# Dataset records
.....

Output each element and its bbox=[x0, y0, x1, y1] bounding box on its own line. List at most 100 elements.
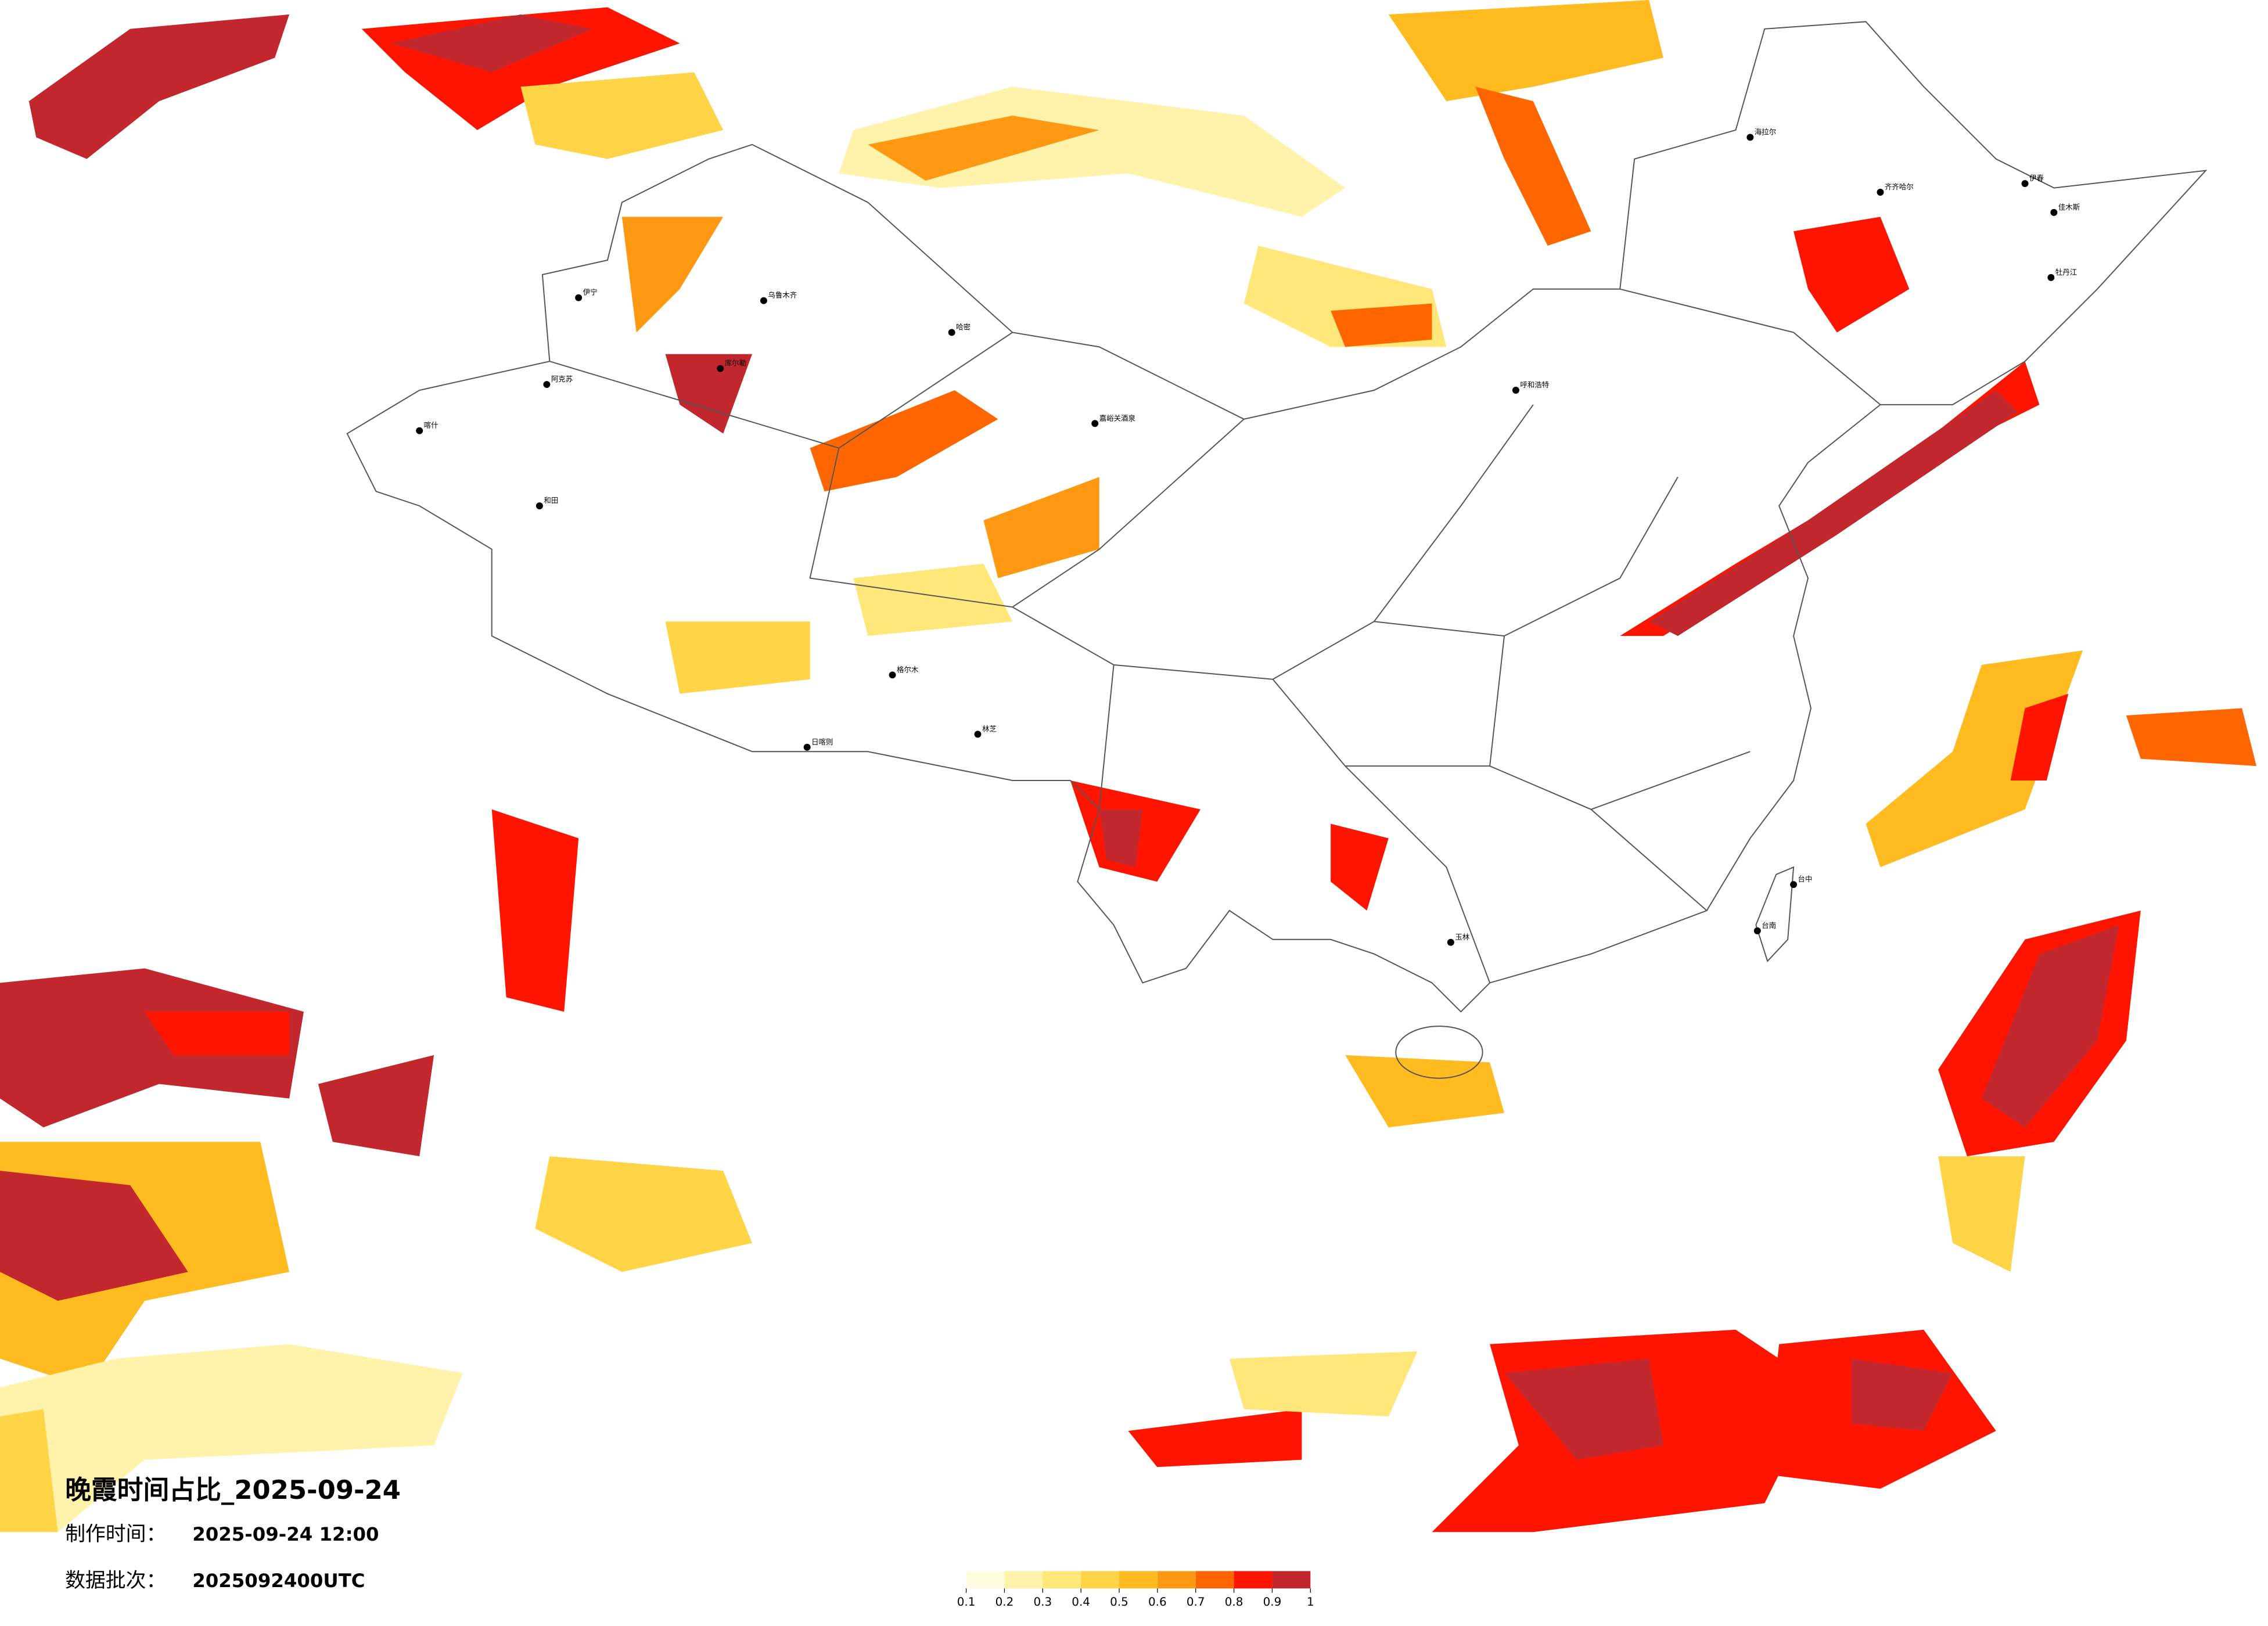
field-patch bbox=[810, 390, 998, 492]
city-dot bbox=[1753, 927, 1761, 934]
field-patch bbox=[1128, 1409, 1302, 1467]
map-title: 晚霞时间占比_2025-09-24 bbox=[65, 1474, 401, 1505]
city-dot bbox=[1091, 420, 1099, 427]
city-label: 嘉峪关酒泉 bbox=[1099, 413, 1136, 422]
field-patch bbox=[1229, 1351, 1418, 1417]
province-border bbox=[549, 288, 1881, 983]
field-patch bbox=[1388, 0, 1663, 102]
city-dot bbox=[416, 427, 423, 434]
batch-label: 数据批次： bbox=[65, 1569, 166, 1592]
field-patch bbox=[2010, 693, 2069, 781]
field-patch bbox=[535, 1156, 753, 1272]
colorbar-swatch bbox=[966, 1571, 1005, 1589]
colorbar-swatch bbox=[1119, 1571, 1158, 1589]
field-patch bbox=[1345, 1055, 1505, 1128]
city-dot bbox=[760, 297, 767, 304]
city-dot bbox=[575, 294, 583, 301]
colorbar-tick-label: 0.7 bbox=[1187, 1595, 1205, 1609]
city-label: 呼和浩特 bbox=[1520, 380, 1549, 389]
city-dot bbox=[543, 381, 551, 388]
field-patch bbox=[390, 14, 594, 73]
island-border bbox=[1395, 1026, 1483, 1079]
city-dot bbox=[2021, 180, 2029, 188]
made-label: 制作时间： bbox=[65, 1523, 166, 1546]
colorbar-tick-label: 0.6 bbox=[1148, 1595, 1167, 1609]
city-label: 台南 bbox=[1762, 921, 1776, 930]
city-label: 喀什 bbox=[424, 421, 438, 430]
field-patch bbox=[520, 72, 724, 159]
colorbar-swatch bbox=[1272, 1571, 1311, 1589]
city-dot bbox=[2050, 208, 2058, 216]
city-label: 牡丹江 bbox=[2055, 268, 2077, 276]
batch-value: 2025092400UTC bbox=[192, 1570, 365, 1592]
field-patch bbox=[621, 217, 724, 333]
field-patch bbox=[1099, 809, 1143, 868]
city-dot bbox=[1746, 134, 1754, 141]
city-dot bbox=[974, 731, 982, 738]
city-label: 齐齐哈尔 bbox=[1885, 182, 1914, 191]
made-value: 2025-09-24 12:00 bbox=[192, 1523, 379, 1545]
city-label: 和田 bbox=[544, 496, 558, 505]
field-patch bbox=[1475, 87, 1591, 246]
city-dot bbox=[1790, 881, 1798, 888]
colorbar-tick-label: 0.1 bbox=[957, 1595, 976, 1609]
city-dot bbox=[889, 671, 896, 679]
sunset-field bbox=[0, 0, 2257, 1533]
colorbar-tick-label: 1 bbox=[1307, 1595, 1314, 1609]
field-patch bbox=[665, 621, 810, 694]
colorbar-swatch bbox=[1157, 1571, 1196, 1589]
city-label: 台中 bbox=[1798, 875, 1813, 883]
field-patch bbox=[28, 14, 290, 159]
city-dot bbox=[2047, 274, 2055, 281]
city-label: 林芝 bbox=[982, 724, 997, 733]
borders bbox=[346, 21, 2208, 1079]
city-label: 乌鲁木齐 bbox=[768, 291, 797, 300]
field-patch bbox=[1504, 1358, 1663, 1460]
field-patch bbox=[853, 563, 1013, 636]
field-patch bbox=[0, 1171, 188, 1301]
field-patch bbox=[1331, 823, 1389, 911]
city-label: 海拉尔 bbox=[1755, 127, 1776, 136]
city-dot bbox=[1877, 189, 1884, 196]
colorbar-tick-label: 0.3 bbox=[1033, 1595, 1052, 1609]
colorbar-tick-label: 0.8 bbox=[1225, 1595, 1243, 1609]
field-patch bbox=[1331, 303, 1432, 347]
city-dot bbox=[803, 743, 811, 751]
city-dot bbox=[948, 329, 955, 336]
field-patch bbox=[1938, 1156, 2025, 1272]
field-patch bbox=[318, 1055, 434, 1157]
city-label: 日喀则 bbox=[811, 738, 833, 746]
field-patch bbox=[0, 1344, 463, 1533]
city-dot bbox=[1447, 938, 1454, 946]
city-label: 伊宁 bbox=[583, 288, 598, 297]
city-label: 阿克苏 bbox=[551, 375, 573, 383]
field-patch bbox=[2126, 708, 2257, 767]
colorbar-swatch bbox=[1195, 1571, 1234, 1589]
colorbar-tick-label: 0.5 bbox=[1110, 1595, 1128, 1609]
island-border bbox=[1755, 866, 1795, 963]
city-label: 玉林 bbox=[1455, 933, 1469, 941]
field-patch bbox=[839, 87, 1346, 217]
field-patch bbox=[1981, 924, 2119, 1128]
colorbar-tick-label: 0.4 bbox=[1072, 1595, 1090, 1609]
field-patch bbox=[145, 1012, 290, 1055]
city-label: 佳木斯 bbox=[2058, 203, 2080, 211]
city-label: 伊春 bbox=[2029, 174, 2044, 182]
colorbar-swatch bbox=[1234, 1571, 1273, 1589]
field-patch bbox=[868, 116, 1099, 181]
field-patch bbox=[1866, 650, 2083, 868]
colorbar-swatch bbox=[1004, 1571, 1043, 1589]
field-patch bbox=[1793, 217, 1910, 333]
city-dot bbox=[535, 502, 543, 510]
field-patch bbox=[0, 968, 304, 1128]
city-label: 格尔木 bbox=[897, 665, 919, 674]
field-patch bbox=[983, 477, 1099, 578]
colorbar: 0.1 0.2 0.3 0.4 0.5 0.6 0.7 0.8 0.9 1 bbox=[957, 1571, 1314, 1609]
colorbar-swatch bbox=[1043, 1571, 1081, 1589]
colorbar-tick-label: 0.2 bbox=[995, 1595, 1014, 1609]
country-border bbox=[346, 21, 2208, 1013]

.....

# Written task
Extract each line from the records above that contains the string "island". Uppercase and lowercase count as different letters.

# Finished answer
island-border bbox=[1395, 1026, 1483, 1079]
island-border bbox=[1755, 866, 1795, 963]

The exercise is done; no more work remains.